_SHORT EXERCISE_
Repeat every record below exactly, omitting any pictures.

_DATA SUPPLIED_
━━━━━━━━━━━━━━━━
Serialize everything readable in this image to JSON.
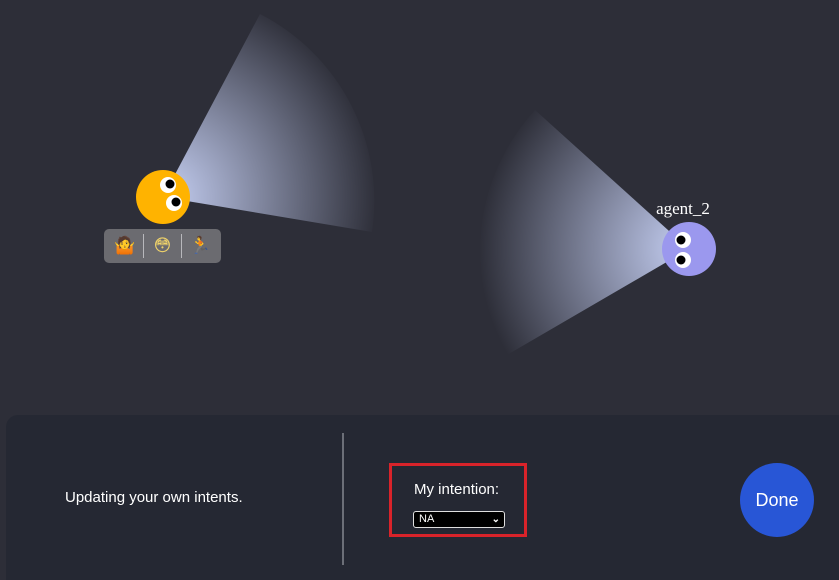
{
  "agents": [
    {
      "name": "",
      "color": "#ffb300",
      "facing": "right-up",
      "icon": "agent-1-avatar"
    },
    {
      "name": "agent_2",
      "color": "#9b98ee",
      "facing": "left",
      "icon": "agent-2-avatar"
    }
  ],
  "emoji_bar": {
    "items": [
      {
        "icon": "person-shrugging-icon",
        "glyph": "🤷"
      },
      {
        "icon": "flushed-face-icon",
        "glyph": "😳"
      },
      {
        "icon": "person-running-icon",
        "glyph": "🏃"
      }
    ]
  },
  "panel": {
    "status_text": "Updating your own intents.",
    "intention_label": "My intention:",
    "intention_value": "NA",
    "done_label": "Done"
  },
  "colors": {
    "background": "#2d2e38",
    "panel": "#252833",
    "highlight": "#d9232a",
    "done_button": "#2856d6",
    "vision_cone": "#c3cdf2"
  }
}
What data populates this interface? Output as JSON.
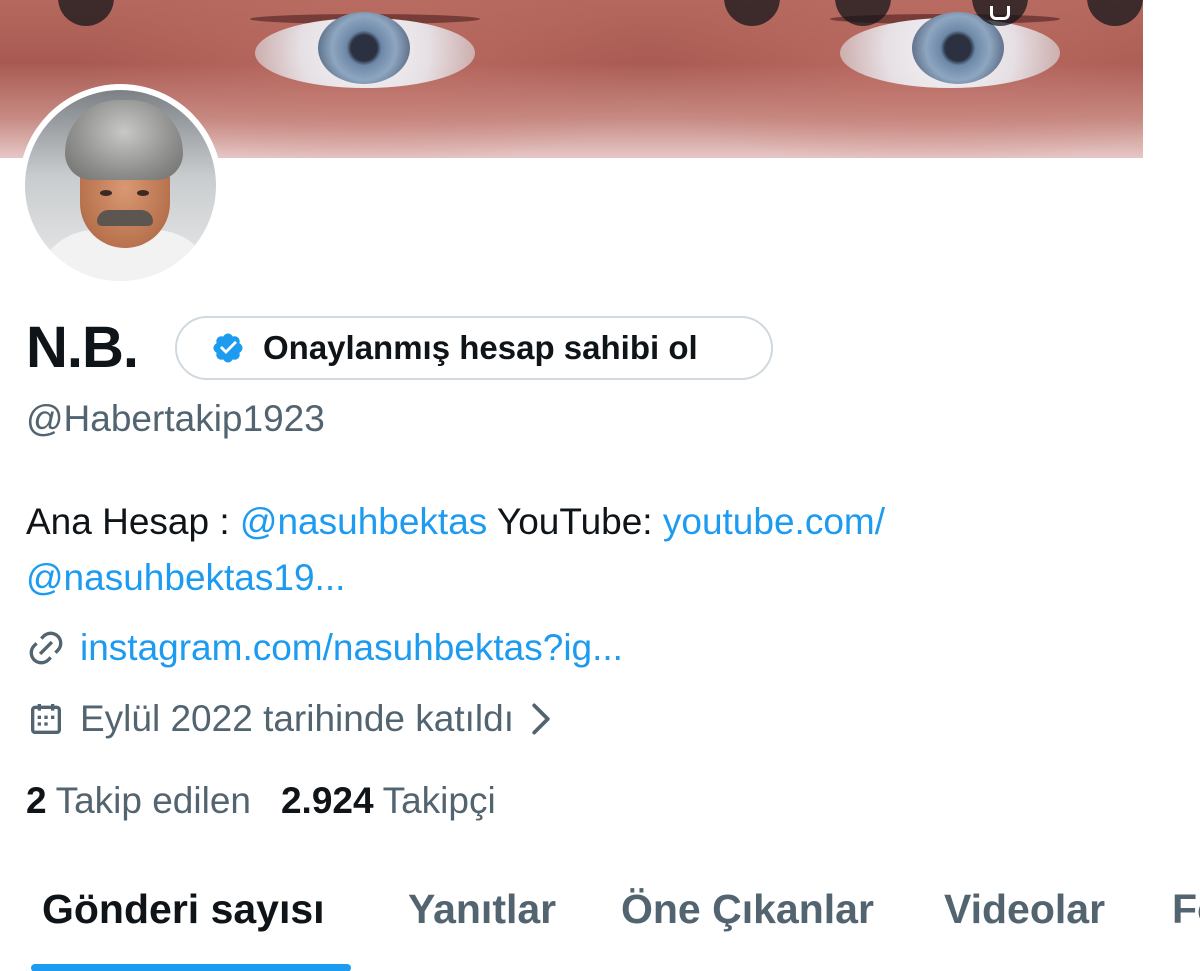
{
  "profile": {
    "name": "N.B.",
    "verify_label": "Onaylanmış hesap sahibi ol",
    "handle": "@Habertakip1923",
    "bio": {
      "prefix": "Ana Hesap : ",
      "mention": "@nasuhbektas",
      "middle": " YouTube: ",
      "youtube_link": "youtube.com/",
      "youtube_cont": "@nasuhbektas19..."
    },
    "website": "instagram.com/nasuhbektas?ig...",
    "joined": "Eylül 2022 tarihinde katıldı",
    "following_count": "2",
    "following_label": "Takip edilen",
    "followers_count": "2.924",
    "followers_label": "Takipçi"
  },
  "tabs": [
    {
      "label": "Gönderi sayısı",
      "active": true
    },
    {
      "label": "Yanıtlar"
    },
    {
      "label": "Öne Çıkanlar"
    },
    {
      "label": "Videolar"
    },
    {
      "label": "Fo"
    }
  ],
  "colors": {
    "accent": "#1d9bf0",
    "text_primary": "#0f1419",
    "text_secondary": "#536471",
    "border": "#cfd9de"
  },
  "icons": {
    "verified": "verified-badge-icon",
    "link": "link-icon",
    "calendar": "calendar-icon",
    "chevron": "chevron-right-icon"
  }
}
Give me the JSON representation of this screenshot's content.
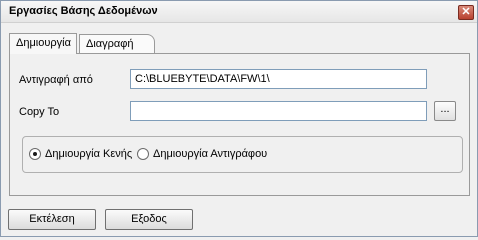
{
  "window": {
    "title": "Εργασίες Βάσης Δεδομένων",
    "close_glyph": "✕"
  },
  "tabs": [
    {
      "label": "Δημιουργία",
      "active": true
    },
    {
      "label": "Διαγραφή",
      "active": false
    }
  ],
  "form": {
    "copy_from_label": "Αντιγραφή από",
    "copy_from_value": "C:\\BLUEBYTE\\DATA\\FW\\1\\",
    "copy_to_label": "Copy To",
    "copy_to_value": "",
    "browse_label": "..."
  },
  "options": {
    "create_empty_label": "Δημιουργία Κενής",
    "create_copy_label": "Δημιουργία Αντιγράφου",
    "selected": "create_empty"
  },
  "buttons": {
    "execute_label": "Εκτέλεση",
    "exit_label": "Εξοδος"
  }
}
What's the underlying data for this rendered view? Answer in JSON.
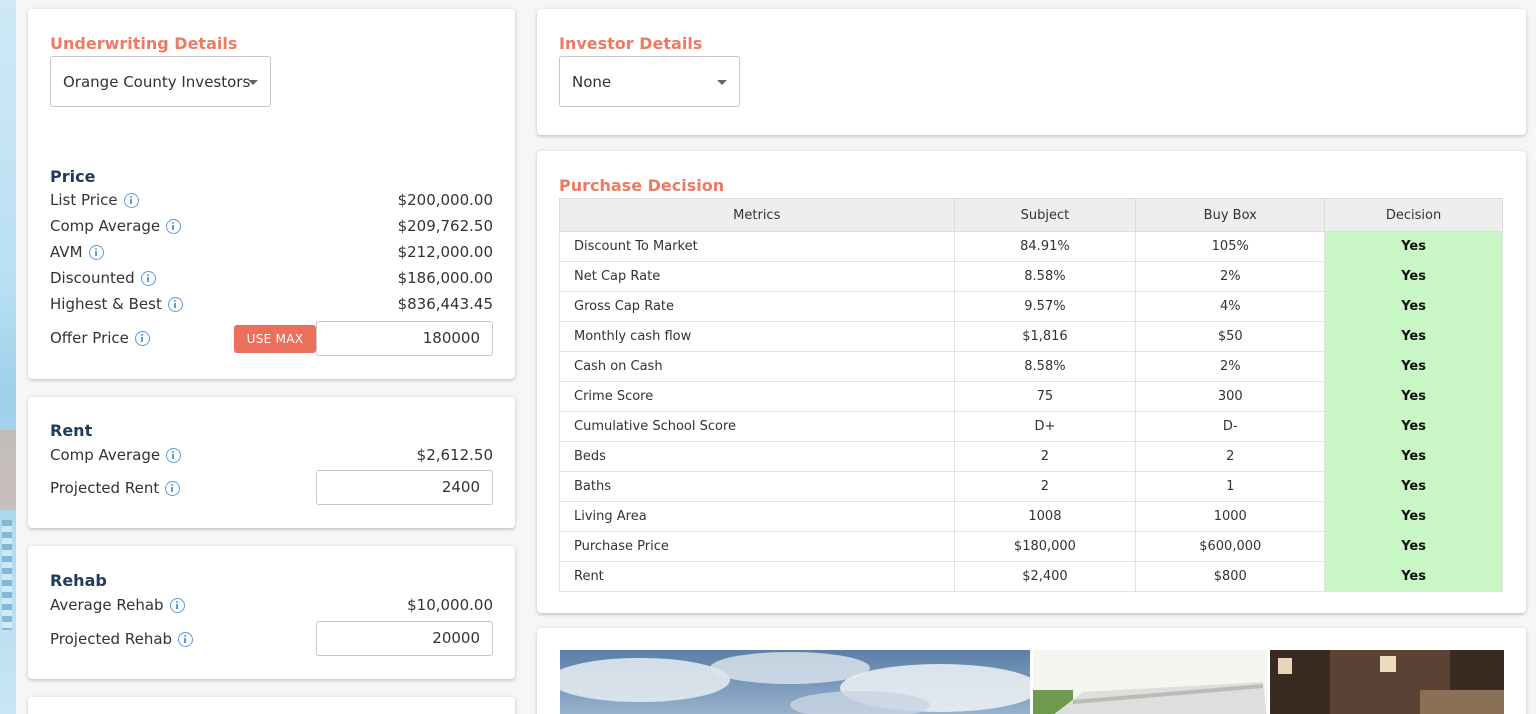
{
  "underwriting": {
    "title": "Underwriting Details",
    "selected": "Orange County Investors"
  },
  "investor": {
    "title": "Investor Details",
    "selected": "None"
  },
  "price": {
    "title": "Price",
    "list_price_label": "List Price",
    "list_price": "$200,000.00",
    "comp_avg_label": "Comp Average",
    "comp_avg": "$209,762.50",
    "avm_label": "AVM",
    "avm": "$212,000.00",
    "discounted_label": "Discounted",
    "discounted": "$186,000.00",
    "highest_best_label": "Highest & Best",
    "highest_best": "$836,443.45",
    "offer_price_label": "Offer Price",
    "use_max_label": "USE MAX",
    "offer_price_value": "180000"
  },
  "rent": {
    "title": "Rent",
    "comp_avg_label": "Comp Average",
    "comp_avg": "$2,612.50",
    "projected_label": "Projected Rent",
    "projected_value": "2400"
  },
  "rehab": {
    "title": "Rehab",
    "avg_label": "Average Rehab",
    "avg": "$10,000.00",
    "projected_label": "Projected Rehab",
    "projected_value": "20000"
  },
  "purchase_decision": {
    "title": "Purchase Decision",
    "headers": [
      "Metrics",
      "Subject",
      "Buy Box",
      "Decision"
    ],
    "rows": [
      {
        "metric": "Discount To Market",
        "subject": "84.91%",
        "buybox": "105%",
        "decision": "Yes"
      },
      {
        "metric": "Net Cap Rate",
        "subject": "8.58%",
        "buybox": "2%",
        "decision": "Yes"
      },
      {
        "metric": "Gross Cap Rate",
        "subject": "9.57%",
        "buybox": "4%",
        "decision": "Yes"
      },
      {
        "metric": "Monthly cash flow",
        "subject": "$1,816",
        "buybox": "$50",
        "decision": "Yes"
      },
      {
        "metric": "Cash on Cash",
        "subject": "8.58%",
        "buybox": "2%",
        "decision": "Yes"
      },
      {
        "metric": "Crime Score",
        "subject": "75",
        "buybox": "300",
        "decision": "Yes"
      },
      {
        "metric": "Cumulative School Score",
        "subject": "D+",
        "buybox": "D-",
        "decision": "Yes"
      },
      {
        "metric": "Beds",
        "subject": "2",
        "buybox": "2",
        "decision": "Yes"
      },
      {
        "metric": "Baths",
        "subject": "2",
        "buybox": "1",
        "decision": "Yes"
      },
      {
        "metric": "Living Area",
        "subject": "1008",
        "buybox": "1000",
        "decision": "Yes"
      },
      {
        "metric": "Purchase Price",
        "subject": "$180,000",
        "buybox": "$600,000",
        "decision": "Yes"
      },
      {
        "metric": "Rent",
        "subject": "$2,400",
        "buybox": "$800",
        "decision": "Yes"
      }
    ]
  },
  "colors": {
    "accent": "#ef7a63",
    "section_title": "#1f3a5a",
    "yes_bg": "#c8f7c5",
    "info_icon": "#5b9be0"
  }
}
━━━━━━━━━━━━━━━━
_OUTPUT BELOW_
Serialize everything readable in this image to JSON.
{
  "agents": [
    {
      "name": "",
      "color": "#ffb300",
      "facing": "right-up",
      "icon": "agent-1-avatar"
    },
    {
      "name": "agent_2",
      "color": "#9b98ee",
      "facing": "left",
      "icon": "agent-2-avatar"
    }
  ],
  "emoji_bar": {
    "items": [
      {
        "icon": "person-shrugging-icon",
        "glyph": "🤷"
      },
      {
        "icon": "flushed-face-icon",
        "glyph": "😳"
      },
      {
        "icon": "person-running-icon",
        "glyph": "🏃"
      }
    ]
  },
  "panel": {
    "status_text": "Updating your own intents.",
    "intention_label": "My intention:",
    "intention_value": "NA",
    "done_label": "Done"
  },
  "colors": {
    "background": "#2d2e38",
    "panel": "#252833",
    "highlight": "#d9232a",
    "done_button": "#2856d6",
    "vision_cone": "#c3cdf2"
  }
}
What data populates this interface? Output as JSON.
{
  "profile": {
    "name": "N.B.",
    "verify_label": "Onaylanmış hesap sahibi ol",
    "handle": "@Habertakip1923",
    "bio": {
      "prefix": "Ana Hesap : ",
      "mention": "@nasuhbektas",
      "middle": " YouTube: ",
      "youtube_link": "youtube.com/",
      "youtube_cont": "@nasuhbektas19..."
    },
    "website": "instagram.com/nasuhbektas?ig...",
    "joined": "Eylül 2022 tarihinde katıldı",
    "following_count": "2",
    "following_label": "Takip edilen",
    "followers_count": "2.924",
    "followers_label": "Takipçi"
  },
  "tabs": [
    {
      "label": "Gönderi sayısı",
      "active": true
    },
    {
      "label": "Yanıtlar"
    },
    {
      "label": "Öne Çıkanlar"
    },
    {
      "label": "Videolar"
    },
    {
      "label": "Fo"
    }
  ],
  "colors": {
    "accent": "#1d9bf0",
    "text_primary": "#0f1419",
    "text_secondary": "#536471",
    "border": "#cfd9de"
  },
  "icons": {
    "verified": "verified-badge-icon",
    "link": "link-icon",
    "calendar": "calendar-icon",
    "chevron": "chevron-right-icon"
  }
}
Give me the JSON representation of this screenshot's content.
{
  "window": {
    "title": "Εργασίες Βάσης Δεδομένων",
    "close_glyph": "✕"
  },
  "tabs": [
    {
      "label": "Δημιουργία",
      "active": true
    },
    {
      "label": "Διαγραφή",
      "active": false
    }
  ],
  "form": {
    "copy_from_label": "Αντιγραφή από",
    "copy_from_value": "C:\\BLUEBYTE\\DATA\\FW\\1\\",
    "copy_to_label": "Copy To",
    "copy_to_value": "",
    "browse_label": "..."
  },
  "options": {
    "create_empty_label": "Δημιουργία Κενής",
    "create_copy_label": "Δημιουργία Αντιγράφου",
    "selected": "create_empty"
  },
  "buttons": {
    "execute_label": "Εκτέλεση",
    "exit_label": "Εξοδος"
  }
}
What's the underlying data for this rendered view? Answer in JSON.
{
  "underwriting": {
    "title": "Underwriting Details",
    "selected": "Orange County Investors"
  },
  "investor": {
    "title": "Investor Details",
    "selected": "None"
  },
  "price": {
    "title": "Price",
    "list_price_label": "List Price",
    "list_price": "$200,000.00",
    "comp_avg_label": "Comp Average",
    "comp_avg": "$209,762.50",
    "avm_label": "AVM",
    "avm": "$212,000.00",
    "discounted_label": "Discounted",
    "discounted": "$186,000.00",
    "highest_best_label": "Highest & Best",
    "highest_best": "$836,443.45",
    "offer_price_label": "Offer Price",
    "use_max_label": "USE MAX",
    "offer_price_value": "180000"
  },
  "rent": {
    "title": "Rent",
    "comp_avg_label": "Comp Average",
    "comp_avg": "$2,612.50",
    "projected_label": "Projected Rent",
    "projected_value": "2400"
  },
  "rehab": {
    "title": "Rehab",
    "avg_label": "Average Rehab",
    "avg": "$10,000.00",
    "projected_label": "Projected Rehab",
    "projected_value": "20000"
  },
  "purchase_decision": {
    "title": "Purchase Decision",
    "headers": [
      "Metrics",
      "Subject",
      "Buy Box",
      "Decision"
    ],
    "rows": [
      {
        "metric": "Discount To Market",
        "subject": "84.91%",
        "buybox": "105%",
        "decision": "Yes"
      },
      {
        "metric": "Net Cap Rate",
        "subject": "8.58%",
        "buybox": "2%",
        "decision": "Yes"
      },
      {
        "metric": "Gross Cap Rate",
        "subject": "9.57%",
        "buybox": "4%",
        "decision": "Yes"
      },
      {
        "metric": "Monthly cash flow",
        "subject": "$1,816",
        "buybox": "$50",
        "decision": "Yes"
      },
      {
        "metric": "Cash on Cash",
        "subject": "8.58%",
        "buybox": "2%",
        "decision": "Yes"
      },
      {
        "metric": "Crime Score",
        "subject": "75",
        "buybox": "300",
        "decision": "Yes"
      },
      {
        "metric": "Cumulative School Score",
        "subject": "D+",
        "buybox": "D-",
        "decision": "Yes"
      },
      {
        "metric": "Beds",
        "subject": "2",
        "buybox": "2",
        "decision": "Yes"
      },
      {
        "metric": "Baths",
        "subject": "2",
        "buybox": "1",
        "decision": "Yes"
      },
      {
        "metric": "Living Area",
        "subject": "1008",
        "buybox": "1000",
        "decision": "Yes"
      },
      {
        "metric": "Purchase Price",
        "subject": "$180,000",
        "buybox": "$600,000",
        "decision": "Yes"
      },
      {
        "metric": "Rent",
        "subject": "$2,400",
        "buybox": "$800",
        "decision": "Yes"
      }
    ]
  },
  "colors": {
    "accent": "#ef7a63",
    "section_title": "#1f3a5a",
    "yes_bg": "#c8f7c5",
    "info_icon": "#5b9be0"
  }
}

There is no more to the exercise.